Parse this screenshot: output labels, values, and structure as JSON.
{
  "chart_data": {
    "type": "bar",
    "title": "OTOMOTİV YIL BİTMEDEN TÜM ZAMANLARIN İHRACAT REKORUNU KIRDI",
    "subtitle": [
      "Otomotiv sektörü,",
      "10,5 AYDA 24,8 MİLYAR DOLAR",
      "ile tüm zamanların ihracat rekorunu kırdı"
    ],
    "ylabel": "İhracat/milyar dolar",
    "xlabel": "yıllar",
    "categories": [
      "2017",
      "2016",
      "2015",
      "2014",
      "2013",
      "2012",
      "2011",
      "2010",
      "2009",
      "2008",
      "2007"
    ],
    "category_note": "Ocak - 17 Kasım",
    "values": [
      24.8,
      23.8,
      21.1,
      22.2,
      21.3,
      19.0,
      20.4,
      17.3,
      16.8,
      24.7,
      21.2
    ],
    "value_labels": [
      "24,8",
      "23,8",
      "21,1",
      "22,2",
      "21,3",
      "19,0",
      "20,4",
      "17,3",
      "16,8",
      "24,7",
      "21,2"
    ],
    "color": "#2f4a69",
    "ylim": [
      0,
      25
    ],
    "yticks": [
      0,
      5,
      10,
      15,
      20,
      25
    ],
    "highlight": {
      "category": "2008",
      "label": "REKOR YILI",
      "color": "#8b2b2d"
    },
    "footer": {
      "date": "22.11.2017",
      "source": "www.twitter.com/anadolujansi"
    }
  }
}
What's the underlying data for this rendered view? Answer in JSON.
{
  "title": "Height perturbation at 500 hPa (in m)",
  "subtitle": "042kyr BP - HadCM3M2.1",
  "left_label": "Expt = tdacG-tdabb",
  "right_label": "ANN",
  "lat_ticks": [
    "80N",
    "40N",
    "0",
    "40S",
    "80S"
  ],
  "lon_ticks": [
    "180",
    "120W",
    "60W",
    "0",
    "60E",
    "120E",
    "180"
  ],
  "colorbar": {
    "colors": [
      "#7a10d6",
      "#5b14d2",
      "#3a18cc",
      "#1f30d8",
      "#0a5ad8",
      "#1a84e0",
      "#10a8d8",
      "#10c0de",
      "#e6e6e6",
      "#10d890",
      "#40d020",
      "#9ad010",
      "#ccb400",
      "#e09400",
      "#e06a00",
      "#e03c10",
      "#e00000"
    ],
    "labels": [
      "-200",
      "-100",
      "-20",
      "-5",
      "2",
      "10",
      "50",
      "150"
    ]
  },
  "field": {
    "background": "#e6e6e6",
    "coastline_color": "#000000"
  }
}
--
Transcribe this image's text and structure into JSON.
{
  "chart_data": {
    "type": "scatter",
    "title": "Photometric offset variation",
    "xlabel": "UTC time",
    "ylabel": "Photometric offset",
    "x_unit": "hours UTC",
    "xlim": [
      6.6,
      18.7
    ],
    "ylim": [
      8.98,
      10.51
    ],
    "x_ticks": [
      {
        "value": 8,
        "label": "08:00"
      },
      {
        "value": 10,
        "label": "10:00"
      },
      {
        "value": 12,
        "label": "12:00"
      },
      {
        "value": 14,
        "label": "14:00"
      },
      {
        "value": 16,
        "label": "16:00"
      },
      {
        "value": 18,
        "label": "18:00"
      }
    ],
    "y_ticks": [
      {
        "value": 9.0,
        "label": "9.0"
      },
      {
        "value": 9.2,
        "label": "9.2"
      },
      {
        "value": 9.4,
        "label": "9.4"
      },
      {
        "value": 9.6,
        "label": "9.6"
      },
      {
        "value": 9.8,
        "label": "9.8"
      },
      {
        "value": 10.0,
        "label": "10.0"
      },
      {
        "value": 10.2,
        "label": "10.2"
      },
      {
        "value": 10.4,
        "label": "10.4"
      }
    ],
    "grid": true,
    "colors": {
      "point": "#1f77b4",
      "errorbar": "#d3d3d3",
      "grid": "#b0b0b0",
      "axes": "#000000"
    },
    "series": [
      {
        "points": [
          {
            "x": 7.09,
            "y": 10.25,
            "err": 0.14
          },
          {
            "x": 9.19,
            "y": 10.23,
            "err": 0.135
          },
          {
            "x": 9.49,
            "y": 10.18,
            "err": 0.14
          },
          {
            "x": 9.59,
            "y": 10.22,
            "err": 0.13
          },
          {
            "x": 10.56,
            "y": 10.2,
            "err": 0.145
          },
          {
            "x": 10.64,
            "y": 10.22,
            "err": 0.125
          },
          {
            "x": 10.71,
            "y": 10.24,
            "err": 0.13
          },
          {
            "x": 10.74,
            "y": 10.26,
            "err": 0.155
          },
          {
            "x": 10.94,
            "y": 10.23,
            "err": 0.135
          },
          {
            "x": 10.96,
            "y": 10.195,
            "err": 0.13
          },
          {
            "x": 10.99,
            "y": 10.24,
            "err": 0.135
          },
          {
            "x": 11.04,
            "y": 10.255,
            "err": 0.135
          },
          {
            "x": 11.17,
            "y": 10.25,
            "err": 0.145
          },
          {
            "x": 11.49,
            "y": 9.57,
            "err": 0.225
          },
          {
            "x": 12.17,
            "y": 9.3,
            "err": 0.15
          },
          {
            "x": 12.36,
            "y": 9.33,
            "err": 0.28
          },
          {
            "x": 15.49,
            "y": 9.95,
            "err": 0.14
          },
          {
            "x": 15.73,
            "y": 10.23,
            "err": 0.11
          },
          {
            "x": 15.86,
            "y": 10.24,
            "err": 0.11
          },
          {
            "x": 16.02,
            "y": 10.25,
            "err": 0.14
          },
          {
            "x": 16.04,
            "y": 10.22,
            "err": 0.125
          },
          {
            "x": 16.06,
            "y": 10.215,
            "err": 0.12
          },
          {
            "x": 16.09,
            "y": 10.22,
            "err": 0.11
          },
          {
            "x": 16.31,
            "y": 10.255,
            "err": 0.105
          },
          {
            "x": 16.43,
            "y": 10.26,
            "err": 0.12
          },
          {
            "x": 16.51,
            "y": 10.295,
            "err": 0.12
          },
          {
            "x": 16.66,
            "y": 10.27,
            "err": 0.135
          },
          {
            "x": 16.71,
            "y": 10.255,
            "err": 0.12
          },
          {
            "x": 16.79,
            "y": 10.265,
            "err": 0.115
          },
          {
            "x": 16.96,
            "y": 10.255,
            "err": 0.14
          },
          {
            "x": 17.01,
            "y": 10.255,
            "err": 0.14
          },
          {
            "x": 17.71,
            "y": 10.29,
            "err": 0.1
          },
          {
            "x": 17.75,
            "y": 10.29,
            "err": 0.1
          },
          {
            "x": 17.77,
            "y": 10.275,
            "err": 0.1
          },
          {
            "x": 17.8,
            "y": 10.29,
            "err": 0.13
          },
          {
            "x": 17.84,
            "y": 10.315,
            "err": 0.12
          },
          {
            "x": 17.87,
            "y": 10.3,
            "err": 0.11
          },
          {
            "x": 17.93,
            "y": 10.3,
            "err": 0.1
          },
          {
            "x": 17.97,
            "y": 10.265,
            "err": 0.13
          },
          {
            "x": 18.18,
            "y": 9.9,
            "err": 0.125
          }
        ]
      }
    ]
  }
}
==
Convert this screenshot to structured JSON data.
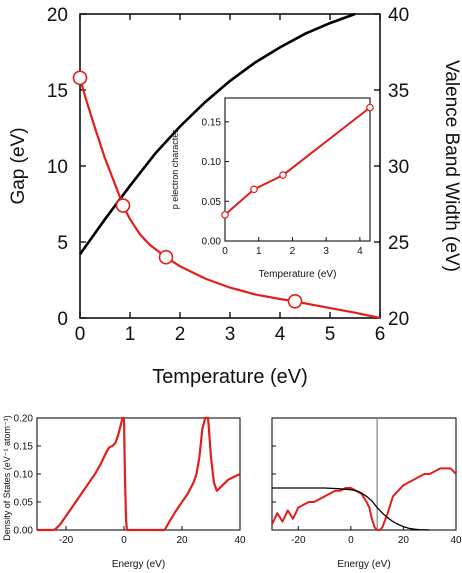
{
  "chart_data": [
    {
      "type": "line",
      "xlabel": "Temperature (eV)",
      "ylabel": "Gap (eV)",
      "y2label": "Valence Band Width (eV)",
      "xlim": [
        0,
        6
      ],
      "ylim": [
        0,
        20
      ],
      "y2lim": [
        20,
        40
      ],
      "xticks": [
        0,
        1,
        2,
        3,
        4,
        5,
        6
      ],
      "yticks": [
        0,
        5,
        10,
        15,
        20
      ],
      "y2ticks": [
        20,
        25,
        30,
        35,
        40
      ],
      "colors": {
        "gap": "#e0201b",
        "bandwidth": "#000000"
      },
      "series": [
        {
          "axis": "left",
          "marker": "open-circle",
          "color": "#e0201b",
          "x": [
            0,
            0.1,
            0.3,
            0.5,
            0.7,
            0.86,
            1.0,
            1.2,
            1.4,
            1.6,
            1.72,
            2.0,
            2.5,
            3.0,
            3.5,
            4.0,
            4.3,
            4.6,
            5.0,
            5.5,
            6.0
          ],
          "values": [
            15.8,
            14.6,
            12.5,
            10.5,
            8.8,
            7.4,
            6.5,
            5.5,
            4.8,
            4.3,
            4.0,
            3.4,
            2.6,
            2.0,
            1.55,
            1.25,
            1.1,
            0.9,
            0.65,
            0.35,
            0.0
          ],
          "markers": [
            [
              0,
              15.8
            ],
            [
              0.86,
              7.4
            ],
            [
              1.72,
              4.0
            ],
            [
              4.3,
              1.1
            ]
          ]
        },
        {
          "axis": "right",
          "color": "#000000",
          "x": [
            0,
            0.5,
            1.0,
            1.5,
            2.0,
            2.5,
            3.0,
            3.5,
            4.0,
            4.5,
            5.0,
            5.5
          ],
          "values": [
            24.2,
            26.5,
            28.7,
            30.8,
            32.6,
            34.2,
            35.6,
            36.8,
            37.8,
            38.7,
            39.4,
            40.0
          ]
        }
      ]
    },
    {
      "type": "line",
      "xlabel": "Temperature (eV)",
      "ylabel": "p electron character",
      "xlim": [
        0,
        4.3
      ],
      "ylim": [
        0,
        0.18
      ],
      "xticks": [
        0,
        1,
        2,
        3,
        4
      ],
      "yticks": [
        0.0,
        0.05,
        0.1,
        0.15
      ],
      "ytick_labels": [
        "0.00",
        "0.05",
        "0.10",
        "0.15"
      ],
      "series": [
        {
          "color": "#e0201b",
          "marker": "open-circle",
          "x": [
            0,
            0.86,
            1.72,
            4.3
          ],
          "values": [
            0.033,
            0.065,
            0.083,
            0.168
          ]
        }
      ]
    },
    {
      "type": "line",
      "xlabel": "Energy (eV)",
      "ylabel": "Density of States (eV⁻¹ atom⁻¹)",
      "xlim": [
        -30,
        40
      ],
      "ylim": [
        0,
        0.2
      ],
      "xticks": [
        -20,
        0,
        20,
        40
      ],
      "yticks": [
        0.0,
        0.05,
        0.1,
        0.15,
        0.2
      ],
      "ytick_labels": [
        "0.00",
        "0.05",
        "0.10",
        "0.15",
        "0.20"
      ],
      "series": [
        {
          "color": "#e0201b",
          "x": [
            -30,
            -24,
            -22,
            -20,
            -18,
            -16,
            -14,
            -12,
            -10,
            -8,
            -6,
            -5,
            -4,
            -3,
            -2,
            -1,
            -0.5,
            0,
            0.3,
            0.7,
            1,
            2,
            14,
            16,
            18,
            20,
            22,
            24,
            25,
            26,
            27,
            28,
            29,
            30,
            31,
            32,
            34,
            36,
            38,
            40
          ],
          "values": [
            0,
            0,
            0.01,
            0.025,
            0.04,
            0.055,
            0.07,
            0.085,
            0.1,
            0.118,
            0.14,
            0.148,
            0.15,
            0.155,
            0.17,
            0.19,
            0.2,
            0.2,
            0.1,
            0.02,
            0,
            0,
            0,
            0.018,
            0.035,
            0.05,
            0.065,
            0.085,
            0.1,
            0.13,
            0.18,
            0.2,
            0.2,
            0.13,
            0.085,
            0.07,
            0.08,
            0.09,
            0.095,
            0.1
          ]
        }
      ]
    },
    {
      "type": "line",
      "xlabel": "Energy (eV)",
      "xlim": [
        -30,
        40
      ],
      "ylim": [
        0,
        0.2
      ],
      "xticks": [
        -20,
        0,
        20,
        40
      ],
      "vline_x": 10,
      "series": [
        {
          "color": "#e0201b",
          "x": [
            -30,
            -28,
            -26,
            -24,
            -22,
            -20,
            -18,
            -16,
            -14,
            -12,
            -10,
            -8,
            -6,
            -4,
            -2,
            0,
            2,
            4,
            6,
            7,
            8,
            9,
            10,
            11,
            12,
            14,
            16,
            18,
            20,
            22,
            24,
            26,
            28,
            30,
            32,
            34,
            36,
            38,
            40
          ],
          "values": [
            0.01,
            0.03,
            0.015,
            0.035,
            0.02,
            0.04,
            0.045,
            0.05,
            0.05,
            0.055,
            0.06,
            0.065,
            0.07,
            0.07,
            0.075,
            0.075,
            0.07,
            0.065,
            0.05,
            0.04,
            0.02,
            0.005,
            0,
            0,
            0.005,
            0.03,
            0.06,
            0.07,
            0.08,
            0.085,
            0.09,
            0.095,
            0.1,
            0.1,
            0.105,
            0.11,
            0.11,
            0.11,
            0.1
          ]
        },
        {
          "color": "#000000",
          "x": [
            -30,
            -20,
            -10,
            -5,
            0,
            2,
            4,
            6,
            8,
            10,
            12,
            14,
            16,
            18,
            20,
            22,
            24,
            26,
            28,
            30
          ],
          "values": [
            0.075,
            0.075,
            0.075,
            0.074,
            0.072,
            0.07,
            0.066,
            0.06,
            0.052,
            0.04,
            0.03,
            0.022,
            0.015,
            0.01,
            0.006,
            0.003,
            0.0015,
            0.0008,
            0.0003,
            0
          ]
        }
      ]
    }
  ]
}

* _SHORT TASK_:
Going through the records above, state how many lines carry "offset", with no other text.

* _THE ANSWER_:
2